Figure record extracts
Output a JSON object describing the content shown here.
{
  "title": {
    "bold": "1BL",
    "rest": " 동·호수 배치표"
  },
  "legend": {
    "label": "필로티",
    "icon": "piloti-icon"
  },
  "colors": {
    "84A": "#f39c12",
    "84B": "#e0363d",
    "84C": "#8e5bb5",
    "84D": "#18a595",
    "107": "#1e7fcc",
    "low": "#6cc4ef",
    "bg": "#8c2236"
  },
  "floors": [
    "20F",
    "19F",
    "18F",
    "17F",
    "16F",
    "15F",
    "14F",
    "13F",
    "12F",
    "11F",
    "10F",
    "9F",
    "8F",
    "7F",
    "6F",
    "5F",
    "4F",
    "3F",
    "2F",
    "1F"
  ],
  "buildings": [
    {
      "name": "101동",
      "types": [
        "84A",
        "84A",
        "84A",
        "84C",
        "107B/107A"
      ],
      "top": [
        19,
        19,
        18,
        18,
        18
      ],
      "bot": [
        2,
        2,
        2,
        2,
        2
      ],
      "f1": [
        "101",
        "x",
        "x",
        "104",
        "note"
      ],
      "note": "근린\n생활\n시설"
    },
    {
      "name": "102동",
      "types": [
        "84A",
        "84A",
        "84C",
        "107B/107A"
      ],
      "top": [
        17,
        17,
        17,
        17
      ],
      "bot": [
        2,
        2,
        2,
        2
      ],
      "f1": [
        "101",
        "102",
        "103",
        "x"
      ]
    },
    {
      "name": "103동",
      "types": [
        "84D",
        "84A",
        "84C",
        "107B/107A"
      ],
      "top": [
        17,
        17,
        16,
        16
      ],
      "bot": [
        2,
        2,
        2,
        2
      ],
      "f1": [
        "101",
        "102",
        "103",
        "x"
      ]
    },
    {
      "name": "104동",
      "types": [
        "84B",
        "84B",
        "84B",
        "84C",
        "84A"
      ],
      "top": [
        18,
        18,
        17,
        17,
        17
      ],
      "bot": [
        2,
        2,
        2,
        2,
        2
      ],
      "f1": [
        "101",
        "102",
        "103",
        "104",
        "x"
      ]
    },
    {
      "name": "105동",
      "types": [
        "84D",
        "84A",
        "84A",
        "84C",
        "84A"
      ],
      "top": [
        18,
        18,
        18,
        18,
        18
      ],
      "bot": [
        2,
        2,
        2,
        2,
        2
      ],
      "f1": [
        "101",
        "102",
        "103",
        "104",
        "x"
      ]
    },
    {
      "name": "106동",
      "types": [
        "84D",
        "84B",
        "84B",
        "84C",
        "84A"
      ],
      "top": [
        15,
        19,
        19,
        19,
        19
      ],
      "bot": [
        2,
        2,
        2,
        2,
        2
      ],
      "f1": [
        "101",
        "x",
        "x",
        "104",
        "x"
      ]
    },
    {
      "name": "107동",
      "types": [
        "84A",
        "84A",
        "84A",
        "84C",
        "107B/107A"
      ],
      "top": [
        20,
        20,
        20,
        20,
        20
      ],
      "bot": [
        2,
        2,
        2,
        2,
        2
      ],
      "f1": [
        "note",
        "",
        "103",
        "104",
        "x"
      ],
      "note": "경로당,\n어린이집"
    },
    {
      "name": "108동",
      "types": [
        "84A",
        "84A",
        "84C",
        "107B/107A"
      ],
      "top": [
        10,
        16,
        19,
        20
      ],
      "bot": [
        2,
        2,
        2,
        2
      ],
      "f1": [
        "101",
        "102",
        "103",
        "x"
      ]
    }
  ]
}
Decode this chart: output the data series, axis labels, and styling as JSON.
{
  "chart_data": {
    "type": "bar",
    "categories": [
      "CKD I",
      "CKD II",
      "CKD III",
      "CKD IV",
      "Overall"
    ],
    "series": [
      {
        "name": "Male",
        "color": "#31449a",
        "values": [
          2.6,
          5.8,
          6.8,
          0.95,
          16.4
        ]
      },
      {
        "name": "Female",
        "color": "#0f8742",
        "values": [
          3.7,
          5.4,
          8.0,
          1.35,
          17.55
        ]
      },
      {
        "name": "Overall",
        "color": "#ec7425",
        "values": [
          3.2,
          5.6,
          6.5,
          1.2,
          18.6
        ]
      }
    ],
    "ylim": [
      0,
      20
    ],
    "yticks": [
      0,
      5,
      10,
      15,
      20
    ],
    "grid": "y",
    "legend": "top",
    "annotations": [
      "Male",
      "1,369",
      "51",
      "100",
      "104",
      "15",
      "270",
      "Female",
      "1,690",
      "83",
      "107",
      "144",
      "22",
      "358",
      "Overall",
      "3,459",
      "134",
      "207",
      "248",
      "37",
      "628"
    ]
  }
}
---
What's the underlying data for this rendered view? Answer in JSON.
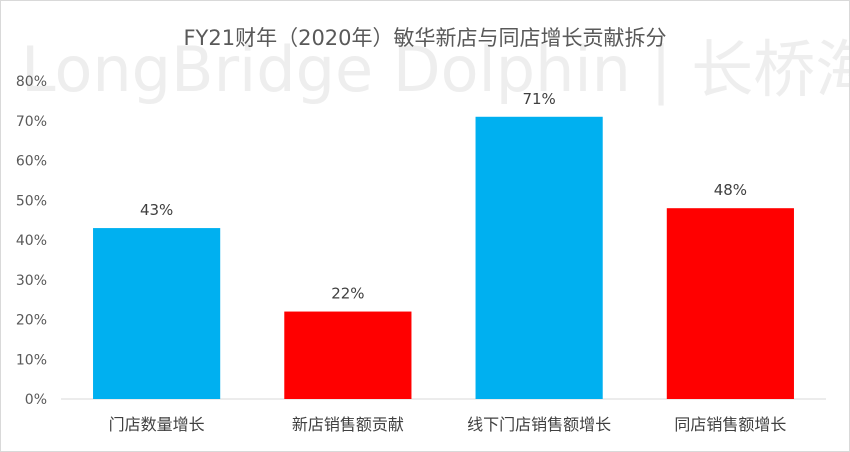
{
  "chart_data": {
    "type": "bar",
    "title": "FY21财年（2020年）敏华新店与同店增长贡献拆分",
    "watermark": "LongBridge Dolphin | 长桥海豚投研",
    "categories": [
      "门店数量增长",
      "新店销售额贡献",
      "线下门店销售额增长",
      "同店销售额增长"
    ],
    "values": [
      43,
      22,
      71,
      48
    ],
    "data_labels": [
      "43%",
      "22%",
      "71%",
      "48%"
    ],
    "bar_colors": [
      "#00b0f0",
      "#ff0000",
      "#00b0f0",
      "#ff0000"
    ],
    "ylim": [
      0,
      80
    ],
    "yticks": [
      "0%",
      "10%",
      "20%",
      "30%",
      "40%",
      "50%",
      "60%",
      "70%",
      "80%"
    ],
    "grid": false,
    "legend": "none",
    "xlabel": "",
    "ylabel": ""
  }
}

● **REQUIRED WORK**
Establish how many lines of the material above hold the word "this". Nothing but the count should be returned.

● **IN RESPONSE**
2